- Task instructions
Gather from the material every line that contains the string "SDTVAR".

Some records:
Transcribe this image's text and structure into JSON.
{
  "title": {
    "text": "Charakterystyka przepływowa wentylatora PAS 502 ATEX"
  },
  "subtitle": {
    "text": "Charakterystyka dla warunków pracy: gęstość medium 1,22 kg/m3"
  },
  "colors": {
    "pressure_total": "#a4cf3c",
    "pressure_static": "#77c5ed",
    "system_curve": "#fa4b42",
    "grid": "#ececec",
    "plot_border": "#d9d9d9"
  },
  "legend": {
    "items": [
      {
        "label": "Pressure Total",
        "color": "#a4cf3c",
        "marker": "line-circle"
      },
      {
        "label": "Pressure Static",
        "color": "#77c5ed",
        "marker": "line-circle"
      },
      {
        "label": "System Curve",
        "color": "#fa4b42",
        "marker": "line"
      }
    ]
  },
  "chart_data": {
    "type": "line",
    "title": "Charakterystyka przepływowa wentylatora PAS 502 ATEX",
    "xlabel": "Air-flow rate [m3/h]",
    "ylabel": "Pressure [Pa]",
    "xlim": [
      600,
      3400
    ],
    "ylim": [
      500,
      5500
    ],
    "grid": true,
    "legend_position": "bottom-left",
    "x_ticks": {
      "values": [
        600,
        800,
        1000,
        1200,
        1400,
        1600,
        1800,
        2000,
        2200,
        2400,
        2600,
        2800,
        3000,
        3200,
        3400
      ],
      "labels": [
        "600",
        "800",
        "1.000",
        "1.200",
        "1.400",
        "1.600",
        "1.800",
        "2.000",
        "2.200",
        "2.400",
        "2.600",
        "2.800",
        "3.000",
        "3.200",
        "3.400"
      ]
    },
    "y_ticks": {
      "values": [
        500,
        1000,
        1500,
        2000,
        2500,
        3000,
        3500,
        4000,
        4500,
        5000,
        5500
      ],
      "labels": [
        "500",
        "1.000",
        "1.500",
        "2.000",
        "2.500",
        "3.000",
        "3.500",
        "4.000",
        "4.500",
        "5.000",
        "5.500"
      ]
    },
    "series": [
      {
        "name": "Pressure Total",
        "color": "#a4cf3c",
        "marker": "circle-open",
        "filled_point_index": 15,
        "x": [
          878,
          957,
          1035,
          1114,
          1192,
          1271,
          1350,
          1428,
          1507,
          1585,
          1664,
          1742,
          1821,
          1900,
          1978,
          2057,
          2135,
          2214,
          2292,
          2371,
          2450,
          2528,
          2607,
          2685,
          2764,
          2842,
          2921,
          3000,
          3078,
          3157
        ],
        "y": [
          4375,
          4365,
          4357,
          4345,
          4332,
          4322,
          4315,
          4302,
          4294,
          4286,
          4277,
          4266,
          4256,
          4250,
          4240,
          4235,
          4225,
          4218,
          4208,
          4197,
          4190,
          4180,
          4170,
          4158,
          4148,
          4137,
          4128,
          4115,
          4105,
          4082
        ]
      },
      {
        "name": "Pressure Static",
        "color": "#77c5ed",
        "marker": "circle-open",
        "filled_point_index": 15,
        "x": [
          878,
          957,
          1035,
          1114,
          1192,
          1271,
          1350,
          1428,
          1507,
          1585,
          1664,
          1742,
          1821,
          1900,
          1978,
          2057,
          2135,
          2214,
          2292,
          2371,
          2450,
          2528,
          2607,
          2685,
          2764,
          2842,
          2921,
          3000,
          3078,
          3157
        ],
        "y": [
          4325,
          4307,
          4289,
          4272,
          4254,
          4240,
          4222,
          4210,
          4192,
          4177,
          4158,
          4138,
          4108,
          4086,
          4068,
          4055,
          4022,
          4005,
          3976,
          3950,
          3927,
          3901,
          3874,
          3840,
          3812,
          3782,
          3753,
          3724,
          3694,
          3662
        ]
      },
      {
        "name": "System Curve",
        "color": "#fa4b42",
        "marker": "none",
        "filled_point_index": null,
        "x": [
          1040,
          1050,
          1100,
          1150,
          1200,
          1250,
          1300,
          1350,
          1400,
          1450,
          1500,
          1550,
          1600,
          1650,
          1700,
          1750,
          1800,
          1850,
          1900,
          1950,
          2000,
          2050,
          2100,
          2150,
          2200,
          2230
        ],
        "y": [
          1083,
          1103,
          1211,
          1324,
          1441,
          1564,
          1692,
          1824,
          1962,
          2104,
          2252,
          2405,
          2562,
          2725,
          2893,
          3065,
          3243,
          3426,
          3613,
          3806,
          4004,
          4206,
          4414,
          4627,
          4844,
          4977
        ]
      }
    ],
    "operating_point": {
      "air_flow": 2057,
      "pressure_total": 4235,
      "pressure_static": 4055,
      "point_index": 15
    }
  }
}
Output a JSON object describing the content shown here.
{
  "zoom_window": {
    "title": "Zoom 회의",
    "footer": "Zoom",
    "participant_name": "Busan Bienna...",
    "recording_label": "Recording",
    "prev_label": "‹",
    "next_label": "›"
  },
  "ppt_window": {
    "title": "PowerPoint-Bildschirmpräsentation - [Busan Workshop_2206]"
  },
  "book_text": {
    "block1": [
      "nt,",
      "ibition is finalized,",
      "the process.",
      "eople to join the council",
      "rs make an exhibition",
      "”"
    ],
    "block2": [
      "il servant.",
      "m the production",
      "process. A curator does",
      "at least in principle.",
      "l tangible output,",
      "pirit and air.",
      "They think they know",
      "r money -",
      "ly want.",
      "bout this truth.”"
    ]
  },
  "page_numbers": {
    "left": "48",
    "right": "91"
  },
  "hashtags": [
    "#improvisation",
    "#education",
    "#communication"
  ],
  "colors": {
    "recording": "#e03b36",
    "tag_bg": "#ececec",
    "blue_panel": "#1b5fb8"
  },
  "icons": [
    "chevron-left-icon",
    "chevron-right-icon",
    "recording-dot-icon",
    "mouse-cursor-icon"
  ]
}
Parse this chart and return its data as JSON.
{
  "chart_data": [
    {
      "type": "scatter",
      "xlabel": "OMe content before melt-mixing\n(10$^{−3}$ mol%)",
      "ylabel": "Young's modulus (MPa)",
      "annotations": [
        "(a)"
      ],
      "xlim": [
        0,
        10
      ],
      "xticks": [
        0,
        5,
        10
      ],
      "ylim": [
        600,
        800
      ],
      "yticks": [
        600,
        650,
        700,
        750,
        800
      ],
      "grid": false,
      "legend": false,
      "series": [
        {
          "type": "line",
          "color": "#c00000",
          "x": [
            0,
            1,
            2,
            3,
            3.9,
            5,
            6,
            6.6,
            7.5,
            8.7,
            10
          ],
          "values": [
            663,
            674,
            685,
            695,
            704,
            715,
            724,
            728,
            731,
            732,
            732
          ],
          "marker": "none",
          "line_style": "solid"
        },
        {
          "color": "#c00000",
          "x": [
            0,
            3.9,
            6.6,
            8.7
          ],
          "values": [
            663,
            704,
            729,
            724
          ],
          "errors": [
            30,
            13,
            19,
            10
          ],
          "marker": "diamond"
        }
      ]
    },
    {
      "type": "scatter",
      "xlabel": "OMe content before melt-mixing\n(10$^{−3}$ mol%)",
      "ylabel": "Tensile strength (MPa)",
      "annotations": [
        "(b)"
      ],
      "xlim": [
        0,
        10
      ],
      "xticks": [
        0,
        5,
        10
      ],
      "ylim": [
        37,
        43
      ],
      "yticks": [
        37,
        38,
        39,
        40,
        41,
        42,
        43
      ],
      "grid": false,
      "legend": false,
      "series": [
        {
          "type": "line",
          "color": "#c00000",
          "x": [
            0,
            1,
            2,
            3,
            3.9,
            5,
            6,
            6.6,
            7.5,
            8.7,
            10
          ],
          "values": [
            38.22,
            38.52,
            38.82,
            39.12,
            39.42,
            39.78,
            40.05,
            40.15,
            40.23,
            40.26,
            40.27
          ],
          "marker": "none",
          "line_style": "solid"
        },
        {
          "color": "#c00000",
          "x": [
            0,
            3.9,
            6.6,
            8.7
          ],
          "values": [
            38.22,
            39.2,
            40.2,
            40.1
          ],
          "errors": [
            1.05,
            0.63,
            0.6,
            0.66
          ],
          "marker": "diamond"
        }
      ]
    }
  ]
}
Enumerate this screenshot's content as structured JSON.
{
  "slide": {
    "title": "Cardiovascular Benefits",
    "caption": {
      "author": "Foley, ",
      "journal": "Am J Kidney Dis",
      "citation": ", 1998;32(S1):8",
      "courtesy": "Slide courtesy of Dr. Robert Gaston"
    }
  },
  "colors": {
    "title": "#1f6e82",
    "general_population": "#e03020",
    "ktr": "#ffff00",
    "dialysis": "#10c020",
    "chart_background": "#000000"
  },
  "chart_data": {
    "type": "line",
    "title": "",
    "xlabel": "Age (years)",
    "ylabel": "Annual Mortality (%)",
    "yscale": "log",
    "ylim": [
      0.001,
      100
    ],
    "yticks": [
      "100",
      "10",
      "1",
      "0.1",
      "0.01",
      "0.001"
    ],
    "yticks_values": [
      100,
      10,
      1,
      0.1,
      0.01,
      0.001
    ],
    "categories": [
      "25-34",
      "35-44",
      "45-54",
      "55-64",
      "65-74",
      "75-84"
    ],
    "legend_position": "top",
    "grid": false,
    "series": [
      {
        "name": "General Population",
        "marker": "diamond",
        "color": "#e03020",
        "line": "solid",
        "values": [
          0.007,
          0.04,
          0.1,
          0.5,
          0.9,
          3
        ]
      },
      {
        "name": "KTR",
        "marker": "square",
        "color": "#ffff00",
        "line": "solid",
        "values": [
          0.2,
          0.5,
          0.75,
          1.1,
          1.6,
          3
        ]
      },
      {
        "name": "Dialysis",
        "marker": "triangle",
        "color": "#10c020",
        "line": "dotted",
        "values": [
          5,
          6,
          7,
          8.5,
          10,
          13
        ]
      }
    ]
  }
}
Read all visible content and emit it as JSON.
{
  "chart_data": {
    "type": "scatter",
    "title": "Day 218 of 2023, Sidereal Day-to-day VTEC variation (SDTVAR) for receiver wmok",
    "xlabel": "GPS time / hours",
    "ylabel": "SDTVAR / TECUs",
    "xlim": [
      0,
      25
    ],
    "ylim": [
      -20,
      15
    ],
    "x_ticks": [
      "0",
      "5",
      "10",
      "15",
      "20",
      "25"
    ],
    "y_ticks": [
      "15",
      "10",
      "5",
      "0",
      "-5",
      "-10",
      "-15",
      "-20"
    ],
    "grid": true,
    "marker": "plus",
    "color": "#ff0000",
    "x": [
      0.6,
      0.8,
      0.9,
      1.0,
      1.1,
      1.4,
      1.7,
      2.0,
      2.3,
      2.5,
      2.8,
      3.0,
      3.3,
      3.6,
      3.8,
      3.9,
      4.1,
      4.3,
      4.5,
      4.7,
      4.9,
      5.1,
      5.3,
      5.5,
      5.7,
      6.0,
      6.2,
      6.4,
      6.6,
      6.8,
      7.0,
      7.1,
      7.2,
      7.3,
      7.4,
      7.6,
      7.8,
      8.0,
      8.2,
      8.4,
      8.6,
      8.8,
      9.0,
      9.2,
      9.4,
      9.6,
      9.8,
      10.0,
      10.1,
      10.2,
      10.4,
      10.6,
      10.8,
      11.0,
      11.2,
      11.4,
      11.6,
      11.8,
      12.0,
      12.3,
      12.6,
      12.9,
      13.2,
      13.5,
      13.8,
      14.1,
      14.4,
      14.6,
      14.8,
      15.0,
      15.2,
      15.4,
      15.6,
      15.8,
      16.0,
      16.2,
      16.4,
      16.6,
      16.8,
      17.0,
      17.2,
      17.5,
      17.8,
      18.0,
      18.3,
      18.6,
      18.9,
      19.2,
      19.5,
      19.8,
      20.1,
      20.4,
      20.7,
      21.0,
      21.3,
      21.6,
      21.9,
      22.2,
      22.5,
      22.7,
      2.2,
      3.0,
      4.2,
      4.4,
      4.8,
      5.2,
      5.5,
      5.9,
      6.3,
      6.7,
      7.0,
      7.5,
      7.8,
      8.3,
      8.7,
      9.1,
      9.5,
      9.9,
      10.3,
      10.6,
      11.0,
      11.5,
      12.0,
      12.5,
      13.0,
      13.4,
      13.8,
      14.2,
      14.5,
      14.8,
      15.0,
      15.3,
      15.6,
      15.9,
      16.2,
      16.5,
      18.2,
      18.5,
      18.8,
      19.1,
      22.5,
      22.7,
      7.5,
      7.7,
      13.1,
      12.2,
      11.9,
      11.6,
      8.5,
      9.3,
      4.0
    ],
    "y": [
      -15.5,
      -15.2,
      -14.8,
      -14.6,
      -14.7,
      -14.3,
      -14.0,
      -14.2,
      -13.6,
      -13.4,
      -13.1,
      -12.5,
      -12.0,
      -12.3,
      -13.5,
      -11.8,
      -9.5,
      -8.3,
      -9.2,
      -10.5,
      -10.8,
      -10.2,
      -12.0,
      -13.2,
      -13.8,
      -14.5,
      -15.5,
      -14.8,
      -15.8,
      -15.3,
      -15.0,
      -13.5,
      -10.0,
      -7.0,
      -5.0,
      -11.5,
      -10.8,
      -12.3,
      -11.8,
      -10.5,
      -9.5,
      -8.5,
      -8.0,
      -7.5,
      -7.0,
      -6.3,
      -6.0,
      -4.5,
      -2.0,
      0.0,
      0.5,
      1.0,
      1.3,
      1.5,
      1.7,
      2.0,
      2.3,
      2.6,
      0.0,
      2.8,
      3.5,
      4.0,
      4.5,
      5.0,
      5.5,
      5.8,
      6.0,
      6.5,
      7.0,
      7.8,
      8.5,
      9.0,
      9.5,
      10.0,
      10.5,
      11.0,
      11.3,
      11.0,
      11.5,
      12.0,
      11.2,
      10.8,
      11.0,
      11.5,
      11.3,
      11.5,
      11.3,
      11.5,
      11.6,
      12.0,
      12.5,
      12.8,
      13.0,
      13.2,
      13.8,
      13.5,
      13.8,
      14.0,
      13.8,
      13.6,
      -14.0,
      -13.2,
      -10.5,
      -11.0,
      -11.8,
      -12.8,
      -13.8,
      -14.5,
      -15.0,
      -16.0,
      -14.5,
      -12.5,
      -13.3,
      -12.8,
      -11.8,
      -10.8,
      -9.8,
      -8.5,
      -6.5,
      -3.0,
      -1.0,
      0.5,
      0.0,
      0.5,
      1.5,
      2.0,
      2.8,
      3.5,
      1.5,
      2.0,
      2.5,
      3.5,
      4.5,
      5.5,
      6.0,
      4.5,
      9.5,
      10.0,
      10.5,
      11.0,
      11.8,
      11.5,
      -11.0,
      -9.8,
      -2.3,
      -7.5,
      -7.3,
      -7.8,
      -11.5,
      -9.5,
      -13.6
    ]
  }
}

- Response below
    "title": "Day 218 of 2023, Sidereal Day-to-day VTEC variation (SDTVAR) for receiver wmok",
    "ylabel": "SDTVAR / TECUs",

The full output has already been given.